§ PROBLEM DETAILS
Report only the number of lines in this material that include the string "Sill".

begin MATERIAL PROVIDED

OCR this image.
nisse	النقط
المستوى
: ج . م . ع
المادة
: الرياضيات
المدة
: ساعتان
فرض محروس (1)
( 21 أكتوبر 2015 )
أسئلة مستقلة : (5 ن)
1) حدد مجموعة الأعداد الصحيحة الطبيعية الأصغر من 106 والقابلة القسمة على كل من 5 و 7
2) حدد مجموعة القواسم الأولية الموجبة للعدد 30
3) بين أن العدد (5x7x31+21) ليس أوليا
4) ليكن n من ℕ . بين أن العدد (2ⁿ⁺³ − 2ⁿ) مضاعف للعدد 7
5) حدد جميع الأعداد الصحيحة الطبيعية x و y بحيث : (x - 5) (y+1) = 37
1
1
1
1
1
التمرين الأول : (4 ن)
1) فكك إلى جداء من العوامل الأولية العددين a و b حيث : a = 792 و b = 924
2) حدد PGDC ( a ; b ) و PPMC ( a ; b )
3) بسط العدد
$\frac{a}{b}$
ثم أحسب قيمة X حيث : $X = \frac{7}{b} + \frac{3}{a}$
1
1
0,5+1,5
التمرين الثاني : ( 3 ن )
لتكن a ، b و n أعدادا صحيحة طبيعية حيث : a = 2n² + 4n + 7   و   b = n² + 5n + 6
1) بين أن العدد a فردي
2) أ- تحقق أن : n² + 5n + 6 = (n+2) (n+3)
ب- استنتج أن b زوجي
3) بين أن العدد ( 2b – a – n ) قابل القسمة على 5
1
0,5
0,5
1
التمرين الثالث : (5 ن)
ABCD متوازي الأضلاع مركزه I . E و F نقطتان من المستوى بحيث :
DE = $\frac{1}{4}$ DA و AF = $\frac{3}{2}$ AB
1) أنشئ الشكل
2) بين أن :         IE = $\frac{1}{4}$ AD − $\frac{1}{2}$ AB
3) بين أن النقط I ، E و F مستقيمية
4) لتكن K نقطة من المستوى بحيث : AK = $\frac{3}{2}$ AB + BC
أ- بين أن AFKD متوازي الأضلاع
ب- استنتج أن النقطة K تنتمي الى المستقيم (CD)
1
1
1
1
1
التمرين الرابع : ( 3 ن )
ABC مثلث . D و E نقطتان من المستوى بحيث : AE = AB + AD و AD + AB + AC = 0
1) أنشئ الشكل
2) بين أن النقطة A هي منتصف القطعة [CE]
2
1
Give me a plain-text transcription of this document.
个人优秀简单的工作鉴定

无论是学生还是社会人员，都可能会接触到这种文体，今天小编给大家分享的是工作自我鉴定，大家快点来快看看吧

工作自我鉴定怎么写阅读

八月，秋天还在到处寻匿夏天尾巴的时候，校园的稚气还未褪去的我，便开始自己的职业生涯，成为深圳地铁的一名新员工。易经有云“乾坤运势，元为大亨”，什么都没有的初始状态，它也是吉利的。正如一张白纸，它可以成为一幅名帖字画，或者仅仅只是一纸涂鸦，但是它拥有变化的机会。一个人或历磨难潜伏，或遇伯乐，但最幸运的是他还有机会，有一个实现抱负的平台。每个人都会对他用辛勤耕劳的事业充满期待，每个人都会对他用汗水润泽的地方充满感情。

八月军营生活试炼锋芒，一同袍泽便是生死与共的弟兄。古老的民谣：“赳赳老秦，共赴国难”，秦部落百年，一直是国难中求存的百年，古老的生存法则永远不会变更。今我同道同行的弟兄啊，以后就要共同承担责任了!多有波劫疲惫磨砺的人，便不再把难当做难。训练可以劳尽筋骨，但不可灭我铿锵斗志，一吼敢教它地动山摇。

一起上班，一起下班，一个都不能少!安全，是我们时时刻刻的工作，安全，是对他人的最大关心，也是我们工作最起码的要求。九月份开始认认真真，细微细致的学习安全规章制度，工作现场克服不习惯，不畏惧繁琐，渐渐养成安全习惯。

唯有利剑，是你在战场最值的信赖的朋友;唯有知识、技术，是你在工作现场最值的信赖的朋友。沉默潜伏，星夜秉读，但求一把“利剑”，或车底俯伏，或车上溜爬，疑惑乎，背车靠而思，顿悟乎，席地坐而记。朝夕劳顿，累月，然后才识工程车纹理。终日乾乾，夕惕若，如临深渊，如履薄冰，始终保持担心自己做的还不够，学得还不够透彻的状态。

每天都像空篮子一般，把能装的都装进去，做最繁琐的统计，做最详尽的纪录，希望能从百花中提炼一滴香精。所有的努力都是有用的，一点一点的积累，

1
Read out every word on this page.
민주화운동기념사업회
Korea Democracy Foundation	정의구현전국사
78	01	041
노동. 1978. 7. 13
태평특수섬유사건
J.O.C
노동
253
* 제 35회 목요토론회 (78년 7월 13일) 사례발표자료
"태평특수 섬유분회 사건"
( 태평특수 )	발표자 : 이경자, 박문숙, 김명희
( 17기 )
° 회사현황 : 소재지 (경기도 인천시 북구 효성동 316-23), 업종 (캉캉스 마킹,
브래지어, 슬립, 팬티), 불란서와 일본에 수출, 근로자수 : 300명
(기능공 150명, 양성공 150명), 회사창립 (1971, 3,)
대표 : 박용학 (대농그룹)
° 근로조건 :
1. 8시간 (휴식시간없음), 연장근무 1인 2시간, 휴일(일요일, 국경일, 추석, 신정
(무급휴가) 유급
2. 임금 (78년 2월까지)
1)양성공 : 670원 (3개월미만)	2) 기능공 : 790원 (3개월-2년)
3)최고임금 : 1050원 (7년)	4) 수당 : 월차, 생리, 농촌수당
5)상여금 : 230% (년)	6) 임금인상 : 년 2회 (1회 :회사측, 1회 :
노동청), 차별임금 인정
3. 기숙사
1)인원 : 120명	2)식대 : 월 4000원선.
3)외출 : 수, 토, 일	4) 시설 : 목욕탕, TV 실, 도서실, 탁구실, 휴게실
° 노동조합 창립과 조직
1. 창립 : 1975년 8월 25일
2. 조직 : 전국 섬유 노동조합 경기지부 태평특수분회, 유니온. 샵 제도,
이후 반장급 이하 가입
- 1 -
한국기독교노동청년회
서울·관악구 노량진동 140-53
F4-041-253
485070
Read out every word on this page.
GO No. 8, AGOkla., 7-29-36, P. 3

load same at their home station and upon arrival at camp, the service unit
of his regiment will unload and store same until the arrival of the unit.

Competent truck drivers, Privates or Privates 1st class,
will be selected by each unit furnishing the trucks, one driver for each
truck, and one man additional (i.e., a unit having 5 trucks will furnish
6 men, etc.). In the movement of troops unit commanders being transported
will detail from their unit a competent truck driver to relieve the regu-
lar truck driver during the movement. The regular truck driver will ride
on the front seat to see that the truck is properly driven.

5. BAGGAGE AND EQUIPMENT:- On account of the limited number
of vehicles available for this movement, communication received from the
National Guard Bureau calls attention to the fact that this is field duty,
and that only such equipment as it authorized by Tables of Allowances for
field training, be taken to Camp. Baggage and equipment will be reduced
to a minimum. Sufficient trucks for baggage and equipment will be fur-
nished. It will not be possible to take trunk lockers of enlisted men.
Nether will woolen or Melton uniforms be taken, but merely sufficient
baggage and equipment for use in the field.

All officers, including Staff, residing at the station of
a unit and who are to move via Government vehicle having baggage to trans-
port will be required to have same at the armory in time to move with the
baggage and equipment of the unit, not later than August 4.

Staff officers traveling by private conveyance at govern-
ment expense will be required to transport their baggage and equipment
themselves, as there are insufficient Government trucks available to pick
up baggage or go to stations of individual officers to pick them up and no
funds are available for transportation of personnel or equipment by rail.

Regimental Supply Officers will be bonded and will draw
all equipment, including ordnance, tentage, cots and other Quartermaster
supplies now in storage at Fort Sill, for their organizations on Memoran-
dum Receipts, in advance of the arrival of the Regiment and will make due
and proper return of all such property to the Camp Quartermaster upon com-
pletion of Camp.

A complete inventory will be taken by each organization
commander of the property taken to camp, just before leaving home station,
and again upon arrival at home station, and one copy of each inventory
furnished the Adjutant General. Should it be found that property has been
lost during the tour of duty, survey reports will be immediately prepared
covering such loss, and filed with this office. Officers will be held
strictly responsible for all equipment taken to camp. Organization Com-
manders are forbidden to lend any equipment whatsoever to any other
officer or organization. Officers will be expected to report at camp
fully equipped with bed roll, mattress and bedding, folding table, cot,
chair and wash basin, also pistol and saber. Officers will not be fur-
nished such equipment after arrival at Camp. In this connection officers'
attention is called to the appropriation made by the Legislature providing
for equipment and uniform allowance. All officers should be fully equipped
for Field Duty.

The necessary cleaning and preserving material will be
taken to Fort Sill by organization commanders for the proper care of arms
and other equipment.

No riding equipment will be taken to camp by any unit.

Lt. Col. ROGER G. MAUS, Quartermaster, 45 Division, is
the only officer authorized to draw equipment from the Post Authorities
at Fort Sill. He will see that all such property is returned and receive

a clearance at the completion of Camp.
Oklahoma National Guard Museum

end MATERIAL PROVIDED

§ ANSWER TO THIS EXERCISE
3